**Raw records:**

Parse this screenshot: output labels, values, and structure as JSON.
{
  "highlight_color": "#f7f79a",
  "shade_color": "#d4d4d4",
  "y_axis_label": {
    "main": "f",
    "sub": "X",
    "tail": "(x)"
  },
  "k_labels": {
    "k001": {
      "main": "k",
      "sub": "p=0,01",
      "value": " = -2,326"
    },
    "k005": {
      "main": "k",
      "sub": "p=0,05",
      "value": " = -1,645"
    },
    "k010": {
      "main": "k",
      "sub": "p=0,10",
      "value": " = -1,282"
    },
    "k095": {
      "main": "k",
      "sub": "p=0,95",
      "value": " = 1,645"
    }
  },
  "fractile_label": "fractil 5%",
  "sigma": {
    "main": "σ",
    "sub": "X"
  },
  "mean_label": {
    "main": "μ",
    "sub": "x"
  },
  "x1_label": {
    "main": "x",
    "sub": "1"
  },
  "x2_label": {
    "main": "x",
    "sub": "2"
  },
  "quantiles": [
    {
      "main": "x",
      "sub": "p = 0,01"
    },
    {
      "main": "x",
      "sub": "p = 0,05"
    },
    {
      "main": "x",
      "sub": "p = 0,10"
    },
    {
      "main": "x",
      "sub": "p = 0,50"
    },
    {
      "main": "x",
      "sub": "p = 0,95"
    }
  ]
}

**Directions for this task:**
Each line above is to be repeated exactly.

**Response to the exercise:**
Parse this screenshot: output labels, values, and structure as JSON.
{
  "highlight_color": "#f7f79a",
  "shade_color": "#d4d4d4",
  "y_axis_label": {
    "main": "f",
    "sub": "X",
    "tail": "(x)"
  },
  "k_labels": {
    "k001": {
      "main": "k",
      "sub": "p=0,01",
      "value": " = -2,326"
    },
    "k005": {
      "main": "k",
      "sub": "p=0,05",
      "value": " = -1,645"
    },
    "k010": {
      "main": "k",
      "sub": "p=0,10",
      "value": " = -1,282"
    },
    "k095": {
      "main": "k",
      "sub": "p=0,95",
      "value": " = 1,645"
    }
  },
  "fractile_label": "fractil 5%",
  "sigma": {
    "main": "σ",
    "sub": "X"
  },
  "mean_label": {
    "main": "μ",
    "sub": "x"
  },
  "x1_label": {
    "main": "x",
    "sub": "1"
  },
  "x2_label": {
    "main": "x",
    "sub": "2"
  },
  "quantiles": [
    {
      "main": "x",
      "sub": "p = 0,01"
    },
    {
      "main": "x",
      "sub": "p = 0,05"
    },
    {
      "main": "x",
      "sub": "p = 0,10"
    },
    {
      "main": "x",
      "sub": "p = 0,50"
    },
    {
      "main": "x",
      "sub": "p = 0,95"
    }
  ]
}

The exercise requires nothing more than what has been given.